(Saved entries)
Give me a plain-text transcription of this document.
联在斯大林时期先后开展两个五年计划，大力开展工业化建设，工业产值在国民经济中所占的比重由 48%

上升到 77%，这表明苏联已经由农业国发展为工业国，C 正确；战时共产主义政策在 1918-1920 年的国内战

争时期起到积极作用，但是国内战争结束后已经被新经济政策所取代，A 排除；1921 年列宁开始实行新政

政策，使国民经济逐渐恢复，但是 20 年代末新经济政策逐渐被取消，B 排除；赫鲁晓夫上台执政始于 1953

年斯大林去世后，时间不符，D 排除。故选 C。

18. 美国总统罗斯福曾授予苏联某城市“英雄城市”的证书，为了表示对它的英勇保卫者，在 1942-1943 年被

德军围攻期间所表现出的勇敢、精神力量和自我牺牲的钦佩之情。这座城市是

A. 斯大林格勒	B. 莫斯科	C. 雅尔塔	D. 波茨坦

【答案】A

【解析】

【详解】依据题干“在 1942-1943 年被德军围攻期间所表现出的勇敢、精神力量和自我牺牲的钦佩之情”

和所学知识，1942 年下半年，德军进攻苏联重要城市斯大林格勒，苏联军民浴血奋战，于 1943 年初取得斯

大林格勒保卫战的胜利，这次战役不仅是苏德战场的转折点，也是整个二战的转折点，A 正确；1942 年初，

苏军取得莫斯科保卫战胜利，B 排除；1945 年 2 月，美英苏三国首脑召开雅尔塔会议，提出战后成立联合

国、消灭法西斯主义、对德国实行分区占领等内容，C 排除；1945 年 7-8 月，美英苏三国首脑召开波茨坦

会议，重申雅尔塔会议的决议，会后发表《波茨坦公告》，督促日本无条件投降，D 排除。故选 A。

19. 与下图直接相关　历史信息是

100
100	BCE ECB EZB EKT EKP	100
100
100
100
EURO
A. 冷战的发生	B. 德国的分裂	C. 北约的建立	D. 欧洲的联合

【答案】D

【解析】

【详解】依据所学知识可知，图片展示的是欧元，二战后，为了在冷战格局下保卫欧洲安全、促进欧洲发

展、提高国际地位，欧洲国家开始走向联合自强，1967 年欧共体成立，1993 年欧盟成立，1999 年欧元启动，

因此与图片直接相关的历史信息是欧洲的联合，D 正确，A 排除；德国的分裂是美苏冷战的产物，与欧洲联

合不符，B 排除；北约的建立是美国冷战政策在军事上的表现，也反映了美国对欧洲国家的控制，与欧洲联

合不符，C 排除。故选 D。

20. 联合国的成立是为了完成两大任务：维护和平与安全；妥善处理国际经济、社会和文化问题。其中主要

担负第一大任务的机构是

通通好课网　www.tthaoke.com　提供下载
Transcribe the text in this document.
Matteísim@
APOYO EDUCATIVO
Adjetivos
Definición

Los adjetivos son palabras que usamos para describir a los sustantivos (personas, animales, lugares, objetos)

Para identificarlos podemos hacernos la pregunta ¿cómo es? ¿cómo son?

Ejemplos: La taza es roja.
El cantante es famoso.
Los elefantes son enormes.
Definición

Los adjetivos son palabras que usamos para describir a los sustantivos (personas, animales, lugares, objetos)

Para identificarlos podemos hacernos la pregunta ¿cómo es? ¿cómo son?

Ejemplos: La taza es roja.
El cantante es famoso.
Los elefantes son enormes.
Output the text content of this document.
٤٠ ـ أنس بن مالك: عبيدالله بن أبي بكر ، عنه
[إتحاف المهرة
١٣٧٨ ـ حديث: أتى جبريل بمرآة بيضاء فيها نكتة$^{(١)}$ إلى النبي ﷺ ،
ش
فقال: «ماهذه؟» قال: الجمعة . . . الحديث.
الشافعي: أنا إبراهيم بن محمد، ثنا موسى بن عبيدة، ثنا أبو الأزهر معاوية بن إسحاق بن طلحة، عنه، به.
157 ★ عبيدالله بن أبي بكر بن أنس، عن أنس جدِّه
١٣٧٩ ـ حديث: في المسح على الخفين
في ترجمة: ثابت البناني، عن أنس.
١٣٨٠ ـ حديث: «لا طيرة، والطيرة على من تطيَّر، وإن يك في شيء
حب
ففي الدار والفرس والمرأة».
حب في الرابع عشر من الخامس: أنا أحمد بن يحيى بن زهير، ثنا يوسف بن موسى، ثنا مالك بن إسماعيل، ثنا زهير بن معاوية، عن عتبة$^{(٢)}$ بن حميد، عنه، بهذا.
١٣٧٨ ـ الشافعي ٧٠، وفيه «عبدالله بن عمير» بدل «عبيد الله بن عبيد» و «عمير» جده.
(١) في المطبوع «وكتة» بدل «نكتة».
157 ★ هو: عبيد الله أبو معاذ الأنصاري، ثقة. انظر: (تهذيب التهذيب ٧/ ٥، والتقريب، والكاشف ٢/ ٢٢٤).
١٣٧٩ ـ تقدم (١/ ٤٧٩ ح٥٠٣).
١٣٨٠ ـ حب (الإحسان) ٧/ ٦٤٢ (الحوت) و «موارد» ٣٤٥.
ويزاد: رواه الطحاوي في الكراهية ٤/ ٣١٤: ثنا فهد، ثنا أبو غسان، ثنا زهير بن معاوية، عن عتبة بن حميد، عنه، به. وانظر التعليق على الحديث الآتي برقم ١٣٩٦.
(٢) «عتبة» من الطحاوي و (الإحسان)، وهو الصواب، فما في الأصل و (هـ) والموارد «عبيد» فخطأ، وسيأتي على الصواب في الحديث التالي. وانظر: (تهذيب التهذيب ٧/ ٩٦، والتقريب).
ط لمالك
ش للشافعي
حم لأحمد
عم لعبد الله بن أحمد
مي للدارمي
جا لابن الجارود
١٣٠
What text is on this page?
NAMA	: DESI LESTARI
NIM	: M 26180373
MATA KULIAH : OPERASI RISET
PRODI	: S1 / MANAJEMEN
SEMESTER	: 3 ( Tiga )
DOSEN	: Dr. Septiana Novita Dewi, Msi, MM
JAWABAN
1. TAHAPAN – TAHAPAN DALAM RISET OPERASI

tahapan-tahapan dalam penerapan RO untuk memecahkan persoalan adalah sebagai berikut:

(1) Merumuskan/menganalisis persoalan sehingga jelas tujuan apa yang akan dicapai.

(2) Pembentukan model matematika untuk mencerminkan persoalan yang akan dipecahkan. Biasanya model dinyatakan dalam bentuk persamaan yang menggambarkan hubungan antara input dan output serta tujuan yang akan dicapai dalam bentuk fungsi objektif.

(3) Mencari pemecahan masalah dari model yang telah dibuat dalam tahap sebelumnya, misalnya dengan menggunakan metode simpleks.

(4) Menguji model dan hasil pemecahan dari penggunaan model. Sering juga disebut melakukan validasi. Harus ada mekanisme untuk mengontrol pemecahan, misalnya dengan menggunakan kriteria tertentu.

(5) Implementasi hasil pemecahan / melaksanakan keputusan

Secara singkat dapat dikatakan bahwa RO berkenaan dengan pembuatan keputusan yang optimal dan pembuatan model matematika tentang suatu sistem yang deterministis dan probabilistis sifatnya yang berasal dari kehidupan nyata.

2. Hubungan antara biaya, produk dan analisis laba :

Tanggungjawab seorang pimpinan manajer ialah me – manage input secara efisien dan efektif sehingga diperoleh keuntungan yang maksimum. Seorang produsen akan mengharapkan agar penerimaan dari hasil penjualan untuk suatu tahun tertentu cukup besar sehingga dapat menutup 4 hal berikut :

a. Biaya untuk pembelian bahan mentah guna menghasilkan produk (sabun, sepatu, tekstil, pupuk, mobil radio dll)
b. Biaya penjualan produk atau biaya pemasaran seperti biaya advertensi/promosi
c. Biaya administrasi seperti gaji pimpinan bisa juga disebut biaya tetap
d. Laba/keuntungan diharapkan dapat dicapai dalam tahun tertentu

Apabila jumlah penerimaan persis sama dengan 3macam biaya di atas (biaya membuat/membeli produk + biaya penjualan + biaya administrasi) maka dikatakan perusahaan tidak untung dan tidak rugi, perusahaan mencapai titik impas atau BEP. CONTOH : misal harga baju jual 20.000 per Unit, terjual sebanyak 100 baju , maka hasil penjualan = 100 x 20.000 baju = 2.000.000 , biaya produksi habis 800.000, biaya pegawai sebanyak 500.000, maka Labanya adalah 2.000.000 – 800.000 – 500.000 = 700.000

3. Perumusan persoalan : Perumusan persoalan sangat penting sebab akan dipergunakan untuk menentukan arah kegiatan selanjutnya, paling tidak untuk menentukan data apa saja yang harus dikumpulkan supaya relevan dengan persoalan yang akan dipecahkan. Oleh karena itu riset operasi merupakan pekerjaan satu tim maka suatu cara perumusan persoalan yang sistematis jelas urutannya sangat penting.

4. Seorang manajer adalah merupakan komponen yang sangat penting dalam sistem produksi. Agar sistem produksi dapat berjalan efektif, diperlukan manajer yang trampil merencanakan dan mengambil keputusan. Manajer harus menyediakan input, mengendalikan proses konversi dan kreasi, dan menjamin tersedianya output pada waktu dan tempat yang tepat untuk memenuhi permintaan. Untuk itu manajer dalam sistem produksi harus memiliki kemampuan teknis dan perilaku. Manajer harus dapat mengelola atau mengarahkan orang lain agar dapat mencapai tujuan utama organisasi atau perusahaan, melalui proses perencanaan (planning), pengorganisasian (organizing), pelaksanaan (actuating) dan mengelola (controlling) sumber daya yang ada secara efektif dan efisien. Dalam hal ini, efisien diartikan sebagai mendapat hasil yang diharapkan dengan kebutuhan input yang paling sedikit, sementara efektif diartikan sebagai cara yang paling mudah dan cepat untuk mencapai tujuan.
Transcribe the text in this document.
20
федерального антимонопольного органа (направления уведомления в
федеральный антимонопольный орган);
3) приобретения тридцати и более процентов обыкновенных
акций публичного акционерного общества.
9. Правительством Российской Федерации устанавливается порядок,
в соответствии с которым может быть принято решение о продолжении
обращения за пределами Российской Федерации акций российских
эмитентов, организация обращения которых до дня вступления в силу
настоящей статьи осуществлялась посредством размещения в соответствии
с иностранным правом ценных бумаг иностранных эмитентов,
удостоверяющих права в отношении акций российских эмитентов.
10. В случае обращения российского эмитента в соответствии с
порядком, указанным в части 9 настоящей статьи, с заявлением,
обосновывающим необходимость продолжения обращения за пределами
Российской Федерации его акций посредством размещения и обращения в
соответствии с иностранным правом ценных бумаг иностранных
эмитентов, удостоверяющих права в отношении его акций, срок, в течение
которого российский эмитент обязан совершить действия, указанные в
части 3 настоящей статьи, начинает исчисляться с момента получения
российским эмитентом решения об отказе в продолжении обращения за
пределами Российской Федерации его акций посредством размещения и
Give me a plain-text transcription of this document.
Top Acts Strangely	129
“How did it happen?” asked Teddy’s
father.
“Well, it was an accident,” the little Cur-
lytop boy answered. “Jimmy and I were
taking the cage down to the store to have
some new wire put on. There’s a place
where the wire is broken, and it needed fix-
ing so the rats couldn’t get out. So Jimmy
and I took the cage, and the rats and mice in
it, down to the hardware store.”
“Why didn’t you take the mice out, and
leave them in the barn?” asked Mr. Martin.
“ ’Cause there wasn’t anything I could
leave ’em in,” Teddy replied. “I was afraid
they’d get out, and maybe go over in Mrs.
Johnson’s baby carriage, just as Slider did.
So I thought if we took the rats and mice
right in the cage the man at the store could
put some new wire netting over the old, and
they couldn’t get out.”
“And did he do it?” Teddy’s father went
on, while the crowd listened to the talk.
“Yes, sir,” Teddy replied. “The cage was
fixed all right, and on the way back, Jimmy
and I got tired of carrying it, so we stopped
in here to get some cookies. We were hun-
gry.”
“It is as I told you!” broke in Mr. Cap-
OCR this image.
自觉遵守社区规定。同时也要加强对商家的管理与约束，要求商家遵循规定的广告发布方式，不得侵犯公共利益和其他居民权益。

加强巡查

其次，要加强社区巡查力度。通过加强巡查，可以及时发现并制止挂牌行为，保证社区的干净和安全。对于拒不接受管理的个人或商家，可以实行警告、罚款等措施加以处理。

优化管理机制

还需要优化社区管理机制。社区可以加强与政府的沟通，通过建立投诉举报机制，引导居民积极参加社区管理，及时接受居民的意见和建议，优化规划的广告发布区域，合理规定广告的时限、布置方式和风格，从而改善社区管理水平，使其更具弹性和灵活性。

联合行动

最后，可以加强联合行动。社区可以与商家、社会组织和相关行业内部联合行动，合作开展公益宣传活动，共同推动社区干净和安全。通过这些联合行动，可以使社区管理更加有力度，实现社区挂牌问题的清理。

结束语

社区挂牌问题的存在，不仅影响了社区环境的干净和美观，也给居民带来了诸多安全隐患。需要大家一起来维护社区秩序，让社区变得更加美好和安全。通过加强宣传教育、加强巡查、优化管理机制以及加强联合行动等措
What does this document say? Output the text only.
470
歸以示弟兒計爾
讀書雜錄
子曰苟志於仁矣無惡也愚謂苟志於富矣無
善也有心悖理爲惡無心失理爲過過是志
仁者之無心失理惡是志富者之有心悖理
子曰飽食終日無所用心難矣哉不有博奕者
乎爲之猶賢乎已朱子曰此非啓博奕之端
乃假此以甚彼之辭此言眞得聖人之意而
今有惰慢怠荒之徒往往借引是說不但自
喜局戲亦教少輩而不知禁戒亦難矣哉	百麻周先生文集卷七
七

WRITTEN PROBLEM: Check every line of the data above for the string "menggunakan", and copy those that have it.

THE OUTPUT:
(3) Mencari pemecahan masalah dari model yang telah dibuat dalam tahap sebelumnya, misalnya dengan menggunakan metode simpleks.
(4) Menguji model dan hasil pemecahan dari penggunaan model. Sering juga disebut melakukan validasi. Harus ada mekanisme untuk mengontrol pemecahan, misalnya dengan menggunakan kriteria tertentu.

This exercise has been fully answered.